» **ROWS**:

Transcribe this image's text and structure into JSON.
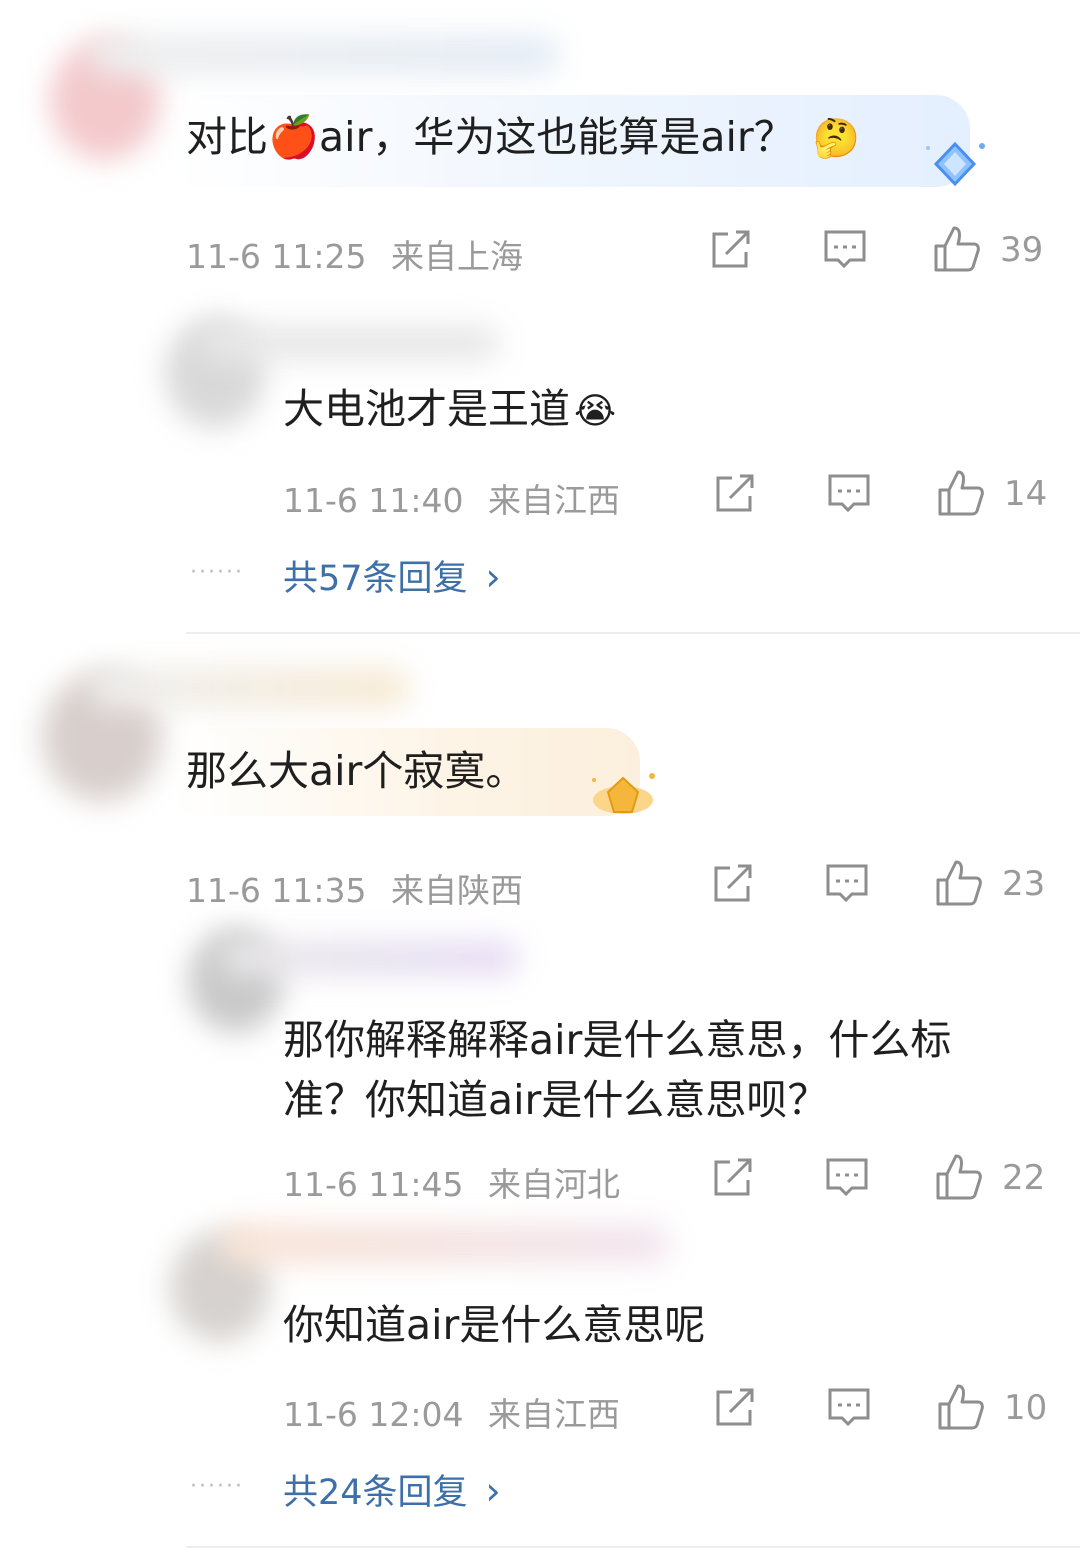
{
  "comments": [
    {
      "text": "对比🍎air，华为这也能算是air？",
      "emoji": "🤔",
      "time": "11-6 11:25",
      "location": "来自上海",
      "likes": "39",
      "badge_color": "#6fa9f2",
      "replies": [
        {
          "text": "大电池才是王道",
          "emoji": "😭",
          "time": "11-6 11:40",
          "location": "来自江西",
          "likes": "14"
        }
      ],
      "more_replies": "共57条回复",
      "more_chevron": "›"
    },
    {
      "text": "那么大air个寂寞。",
      "time": "11-6 11:35",
      "location": "来自陕西",
      "likes": "23",
      "badge_color": "#f5b73b",
      "replies": [
        {
          "text_line1": "那你解释解释air是什么意思，什么标",
          "text_line2": "准？你知道air是什么意思呗？",
          "time": "11-6 11:45",
          "location": "来自河北",
          "likes": "22"
        },
        {
          "text": "你知道air是什么意思呢",
          "time": "11-6 12:04",
          "location": "来自江西",
          "likes": "10"
        }
      ],
      "more_replies": "共24条回复",
      "more_chevron": "›"
    }
  ],
  "more_dots": "······",
  "icons": [
    "share-icon",
    "comment-icon",
    "like-icon"
  ]
}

» **WHAT TO DO**: Repeat the listing in full and exactly. Do not include any images.

» **RESULT OF THIS EXERCISE**:
Transcribe this image's text and structure into JSON.
{
  "comments": [
    {
      "text": "对比🍎air，华为这也能算是air？",
      "emoji": "🤔",
      "time": "11-6 11:25",
      "location": "来自上海",
      "likes": "39",
      "badge_color": "#6fa9f2",
      "replies": [
        {
          "text": "大电池才是王道",
          "emoji": "😭",
          "time": "11-6 11:40",
          "location": "来自江西",
          "likes": "14"
        }
      ],
      "more_replies": "共57条回复",
      "more_chevron": "›"
    },
    {
      "text": "那么大air个寂寞。",
      "time": "11-6 11:35",
      "location": "来自陕西",
      "likes": "23",
      "badge_color": "#f5b73b",
      "replies": [
        {
          "text_line1": "那你解释解释air是什么意思，什么标",
          "text_line2": "准？你知道air是什么意思呗？",
          "time": "11-6 11:45",
          "location": "来自河北",
          "likes": "22"
        },
        {
          "text": "你知道air是什么意思呢",
          "time": "11-6 12:04",
          "location": "来自江西",
          "likes": "10"
        }
      ],
      "more_replies": "共24条回复",
      "more_chevron": "›"
    }
  ],
  "more_dots": "······",
  "icons": [
    "share-icon",
    "comment-icon",
    "like-icon"
  ]
}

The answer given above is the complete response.